- REQUIREMENT
Where the data below has the string "text", return the whole line.

--- start DATA FOR THE TASK ---

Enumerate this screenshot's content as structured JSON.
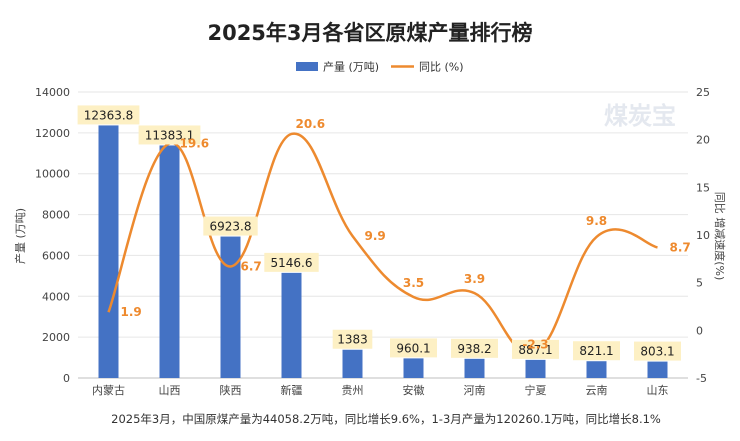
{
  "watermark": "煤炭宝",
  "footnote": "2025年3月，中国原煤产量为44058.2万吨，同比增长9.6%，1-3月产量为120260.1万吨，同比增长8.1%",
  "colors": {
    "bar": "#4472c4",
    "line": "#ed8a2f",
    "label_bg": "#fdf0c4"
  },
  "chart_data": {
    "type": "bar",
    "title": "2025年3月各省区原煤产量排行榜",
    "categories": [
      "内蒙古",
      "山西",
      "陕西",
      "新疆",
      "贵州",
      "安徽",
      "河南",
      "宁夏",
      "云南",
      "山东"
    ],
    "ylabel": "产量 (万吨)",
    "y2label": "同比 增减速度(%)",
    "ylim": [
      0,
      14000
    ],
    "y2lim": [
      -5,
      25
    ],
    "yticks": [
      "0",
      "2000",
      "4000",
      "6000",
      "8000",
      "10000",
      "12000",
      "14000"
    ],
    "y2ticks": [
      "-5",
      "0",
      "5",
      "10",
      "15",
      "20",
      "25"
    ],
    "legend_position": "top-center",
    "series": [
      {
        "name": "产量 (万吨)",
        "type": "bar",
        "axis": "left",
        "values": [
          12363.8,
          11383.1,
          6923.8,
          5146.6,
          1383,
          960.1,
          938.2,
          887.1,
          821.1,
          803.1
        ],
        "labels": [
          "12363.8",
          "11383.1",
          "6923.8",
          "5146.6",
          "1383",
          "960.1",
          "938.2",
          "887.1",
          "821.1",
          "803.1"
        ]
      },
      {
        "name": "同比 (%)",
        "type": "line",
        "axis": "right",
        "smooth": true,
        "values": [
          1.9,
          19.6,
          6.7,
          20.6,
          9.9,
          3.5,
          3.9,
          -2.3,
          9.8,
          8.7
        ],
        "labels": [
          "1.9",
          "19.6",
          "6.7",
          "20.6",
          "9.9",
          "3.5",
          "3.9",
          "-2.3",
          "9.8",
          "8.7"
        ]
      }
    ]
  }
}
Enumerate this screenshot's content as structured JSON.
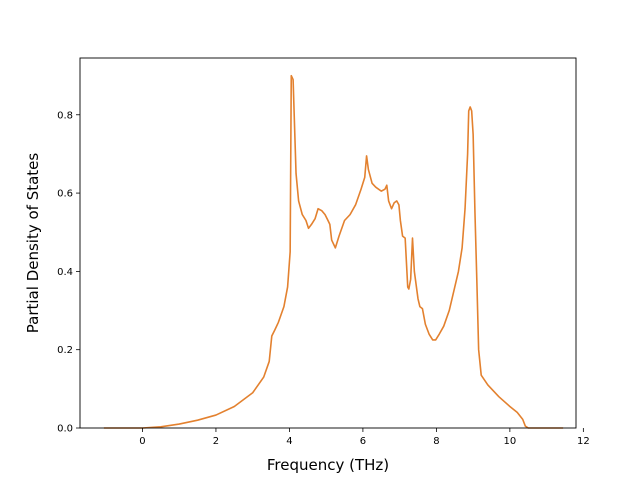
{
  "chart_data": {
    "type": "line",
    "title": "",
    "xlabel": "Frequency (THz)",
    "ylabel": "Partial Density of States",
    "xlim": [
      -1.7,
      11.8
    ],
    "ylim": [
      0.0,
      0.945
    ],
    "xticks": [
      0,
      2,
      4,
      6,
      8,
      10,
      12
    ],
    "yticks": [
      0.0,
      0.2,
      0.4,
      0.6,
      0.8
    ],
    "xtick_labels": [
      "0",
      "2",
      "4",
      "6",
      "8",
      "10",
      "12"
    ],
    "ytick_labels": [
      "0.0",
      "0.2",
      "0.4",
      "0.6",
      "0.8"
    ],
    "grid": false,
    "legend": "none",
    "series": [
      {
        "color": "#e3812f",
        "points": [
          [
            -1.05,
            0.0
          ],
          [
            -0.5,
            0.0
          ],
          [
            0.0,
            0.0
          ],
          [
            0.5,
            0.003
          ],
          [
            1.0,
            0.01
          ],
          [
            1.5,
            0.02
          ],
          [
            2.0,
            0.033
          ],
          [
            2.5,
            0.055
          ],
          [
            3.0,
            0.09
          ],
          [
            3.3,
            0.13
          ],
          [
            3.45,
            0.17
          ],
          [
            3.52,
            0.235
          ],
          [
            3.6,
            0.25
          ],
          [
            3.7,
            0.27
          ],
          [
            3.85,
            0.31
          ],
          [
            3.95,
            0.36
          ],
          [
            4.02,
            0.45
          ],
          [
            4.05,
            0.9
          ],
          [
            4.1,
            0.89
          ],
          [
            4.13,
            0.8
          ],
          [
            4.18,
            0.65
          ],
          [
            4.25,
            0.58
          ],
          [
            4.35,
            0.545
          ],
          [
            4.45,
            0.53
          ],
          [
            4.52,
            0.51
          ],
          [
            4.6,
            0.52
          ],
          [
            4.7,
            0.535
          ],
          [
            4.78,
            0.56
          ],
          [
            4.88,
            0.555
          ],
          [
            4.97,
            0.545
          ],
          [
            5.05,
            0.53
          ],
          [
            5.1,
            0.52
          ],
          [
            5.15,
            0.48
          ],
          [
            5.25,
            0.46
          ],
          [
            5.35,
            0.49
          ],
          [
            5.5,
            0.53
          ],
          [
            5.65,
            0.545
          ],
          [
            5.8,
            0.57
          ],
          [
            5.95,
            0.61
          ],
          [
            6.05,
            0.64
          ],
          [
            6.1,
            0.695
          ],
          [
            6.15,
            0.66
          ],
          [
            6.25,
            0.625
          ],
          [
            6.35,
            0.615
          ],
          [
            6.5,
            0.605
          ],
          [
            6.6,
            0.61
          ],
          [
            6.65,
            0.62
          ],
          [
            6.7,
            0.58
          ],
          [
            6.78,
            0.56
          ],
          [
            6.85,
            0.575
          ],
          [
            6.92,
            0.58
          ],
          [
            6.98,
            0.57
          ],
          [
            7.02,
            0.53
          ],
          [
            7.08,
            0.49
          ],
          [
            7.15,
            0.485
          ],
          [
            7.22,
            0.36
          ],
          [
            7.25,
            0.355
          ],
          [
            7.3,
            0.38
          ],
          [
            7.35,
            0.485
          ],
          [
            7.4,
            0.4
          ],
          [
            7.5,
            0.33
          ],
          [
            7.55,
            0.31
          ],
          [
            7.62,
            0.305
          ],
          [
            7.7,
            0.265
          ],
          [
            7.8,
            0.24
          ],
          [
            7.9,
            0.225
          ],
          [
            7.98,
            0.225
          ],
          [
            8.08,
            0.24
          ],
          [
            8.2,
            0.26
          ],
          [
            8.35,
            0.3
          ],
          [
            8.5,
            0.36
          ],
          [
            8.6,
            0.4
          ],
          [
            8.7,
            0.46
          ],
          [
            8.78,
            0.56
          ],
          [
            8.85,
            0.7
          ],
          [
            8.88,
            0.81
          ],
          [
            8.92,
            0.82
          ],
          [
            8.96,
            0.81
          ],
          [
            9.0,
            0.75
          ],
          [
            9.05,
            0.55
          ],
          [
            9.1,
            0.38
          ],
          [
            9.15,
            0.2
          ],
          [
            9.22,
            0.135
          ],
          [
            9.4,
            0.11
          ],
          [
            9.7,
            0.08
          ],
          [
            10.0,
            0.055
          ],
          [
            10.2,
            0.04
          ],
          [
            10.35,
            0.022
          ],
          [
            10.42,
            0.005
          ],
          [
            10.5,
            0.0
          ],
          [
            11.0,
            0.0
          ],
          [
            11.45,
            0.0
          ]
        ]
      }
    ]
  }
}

--- end DATA FOR THE TASK ---
--- start DATA FOR THE TASK ---

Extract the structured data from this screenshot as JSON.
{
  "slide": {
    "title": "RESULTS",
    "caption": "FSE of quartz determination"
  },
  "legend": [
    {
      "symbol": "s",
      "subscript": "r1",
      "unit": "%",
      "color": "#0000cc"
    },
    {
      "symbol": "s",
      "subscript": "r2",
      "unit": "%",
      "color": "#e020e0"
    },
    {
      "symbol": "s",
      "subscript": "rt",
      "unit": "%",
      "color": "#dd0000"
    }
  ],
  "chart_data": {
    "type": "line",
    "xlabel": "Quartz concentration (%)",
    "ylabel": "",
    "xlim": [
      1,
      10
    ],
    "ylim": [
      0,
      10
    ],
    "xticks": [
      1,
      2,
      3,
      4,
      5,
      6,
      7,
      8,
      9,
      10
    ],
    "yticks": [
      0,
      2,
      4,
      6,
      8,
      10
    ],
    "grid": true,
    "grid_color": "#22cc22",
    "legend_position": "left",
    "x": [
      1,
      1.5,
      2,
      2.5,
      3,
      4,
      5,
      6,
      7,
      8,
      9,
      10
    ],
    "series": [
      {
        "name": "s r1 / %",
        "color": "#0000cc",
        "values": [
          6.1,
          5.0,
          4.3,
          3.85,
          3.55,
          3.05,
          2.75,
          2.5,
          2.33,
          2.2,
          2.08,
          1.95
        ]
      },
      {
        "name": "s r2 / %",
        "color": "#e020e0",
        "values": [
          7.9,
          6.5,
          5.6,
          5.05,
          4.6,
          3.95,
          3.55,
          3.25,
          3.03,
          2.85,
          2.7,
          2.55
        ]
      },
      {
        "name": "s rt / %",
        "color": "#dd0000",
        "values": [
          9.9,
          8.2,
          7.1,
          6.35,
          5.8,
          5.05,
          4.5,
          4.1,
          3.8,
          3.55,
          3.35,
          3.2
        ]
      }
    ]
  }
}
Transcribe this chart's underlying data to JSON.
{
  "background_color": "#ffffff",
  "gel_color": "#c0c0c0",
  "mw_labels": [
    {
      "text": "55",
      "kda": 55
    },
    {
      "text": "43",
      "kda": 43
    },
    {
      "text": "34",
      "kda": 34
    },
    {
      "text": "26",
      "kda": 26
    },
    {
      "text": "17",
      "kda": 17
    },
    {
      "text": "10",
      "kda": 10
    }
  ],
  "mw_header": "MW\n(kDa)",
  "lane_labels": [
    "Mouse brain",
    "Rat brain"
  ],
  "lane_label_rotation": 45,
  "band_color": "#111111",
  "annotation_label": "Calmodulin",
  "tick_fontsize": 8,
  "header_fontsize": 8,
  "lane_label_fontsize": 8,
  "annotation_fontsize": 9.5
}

--- end DATA FOR THE TASK ---

- PROBLEM SOLUTION
      "text": "55",
      "text": "43",
      "text": "34",
      "text": "26",
      "text": "17",
      "text": "10",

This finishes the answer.